Goal
For the copy, please give all of the data again exactly and leave the pictures out.

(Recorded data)
· · · ·

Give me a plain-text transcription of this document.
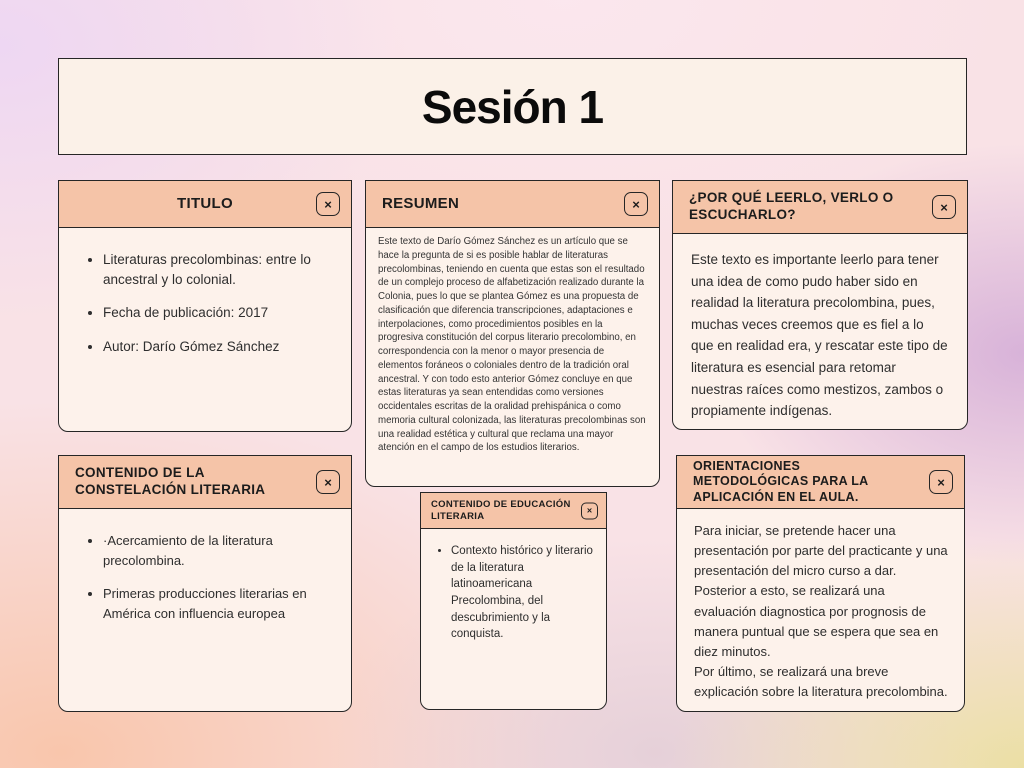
Sesión 1
TITULO	×
• Literaturas precolombinas: entre lo ancestral y lo colonial.
• Fecha de publicación: 2017
• Autor: Darío Gómez Sánchez
RESUMEN	×
Este texto de Darío Gómez Sánchez es un artículo que se hace la pregunta de si es posible hablar de literaturas precolombinas, teniendo en cuenta que estas son el resultado de un complejo proceso de alfabetización realizado durante la Colonia, pues lo que se plantea Gómez es una propuesta de clasificación que diferencia transcripciones, adaptaciones e interpolaciones, como procedimientos posibles en la progresiva constitución del corpus literario precolombino, en correspondencia con la menor o mayor presencia de elementos foráneos o coloniales dentro de la tradición oral ancestral. Y con todo esto anterior Gómez concluye en que estas literaturas ya sean entendidas como versiones occidentales escritas de la oralidad prehispánica o como memoria cultural colonizada, las literaturas precolombinas son una realidad estética y cultural que reclama una mayor atención en el campo de los estudios literarios.
¿POR QUÉ LEERLO, VERLO O ESCUCHARLO?	×
Este texto es importante leerlo para tener una idea de como pudo haber sido en realidad la literatura precolombina, pues, muchas veces creemos que es fiel a lo que en realidad era, y rescatar este tipo de literatura es esencial para retomar nuestras raíces como mestizos, zambos o propiamente indígenas.
CONTENIDO DE LA CONSTELACIÓN LITERARIA	×
• ·Acercamiento de la literatura precolombina.
• Primeras producciones literarias en América con influencia europea
CONTENIDO DE EDUCACIÓN LITERARIA
×
• Contexto histórico y literario de la literatura latinoamericana Precolombina, del descubrimiento y la conquista.
ORIENTACIONES METODOLÓGICAS PARA LA APLICACIÓN EN EL AULA.
×

Para iniciar, se pretende hacer una presentación por parte del practicante y una presentación del micro curso a dar.

Posterior a esto, se realizará una evaluación diagnostica por prognosis de manera puntual que se espera que sea en diez minutos.

Por último, se realizará una breve explicación sobre la literatura precolombina.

· · · ·

Answer in full
Give me a plain-text transcription of this document.
Sesión 1
TITULO	×
• Literaturas precolombinas: entre lo ancestral y lo colonial.
• Fecha de publicación: 2017
• Autor: Darío Gómez Sánchez
RESUMEN	×
Este texto de Darío Gómez Sánchez es un artículo que se hace la pregunta de si es posible hablar de literaturas precolombinas, teniendo en cuenta que estas son el resultado de un complejo proceso de alfabetización realizado durante la Colonia, pues lo que se plantea Gómez es una propuesta de clasificación que diferencia transcripciones, adaptaciones e interpolaciones, como procedimientos posibles en la progresiva constitución del corpus literario precolombino, en correspondencia con la menor o mayor presencia de elementos foráneos o coloniales dentro de la tradición oral ancestral. Y con todo esto anterior Gómez concluye en que estas literaturas ya sean entendidas como versiones occidentales escritas de la oralidad prehispánica o como memoria cultural colonizada, las literaturas precolombinas son una realidad estética y cultural que reclama una mayor atención en el campo de los estudios literarios.
¿POR QUÉ LEERLO, VERLO O ESCUCHARLO?	×
Este texto es importante leerlo para tener una idea de como pudo haber sido en realidad la literatura precolombina, pues, muchas veces creemos que es fiel a lo que en realidad era, y rescatar este tipo de literatura es esencial para retomar nuestras raíces como mestizos, zambos o propiamente indígenas.
CONTENIDO DE LA CONSTELACIÓN LITERARIA	×
• ·Acercamiento de la literatura precolombina.
• Primeras producciones literarias en América con influencia europea
CONTENIDO DE EDUCACIÓN LITERARIA
×
• Contexto histórico y literario de la literatura latinoamericana Precolombina, del descubrimiento y la conquista.
ORIENTACIONES METODOLÓGICAS PARA LA APLICACIÓN EN EL AULA.
×

Para iniciar, se pretende hacer una presentación por parte del practicante y una presentación del micro curso a dar.

Posterior a esto, se realizará una evaluación diagnostica por prognosis de manera puntual que se espera que sea en diez minutos.

Por último, se realizará una breve explicación sobre la literatura precolombina.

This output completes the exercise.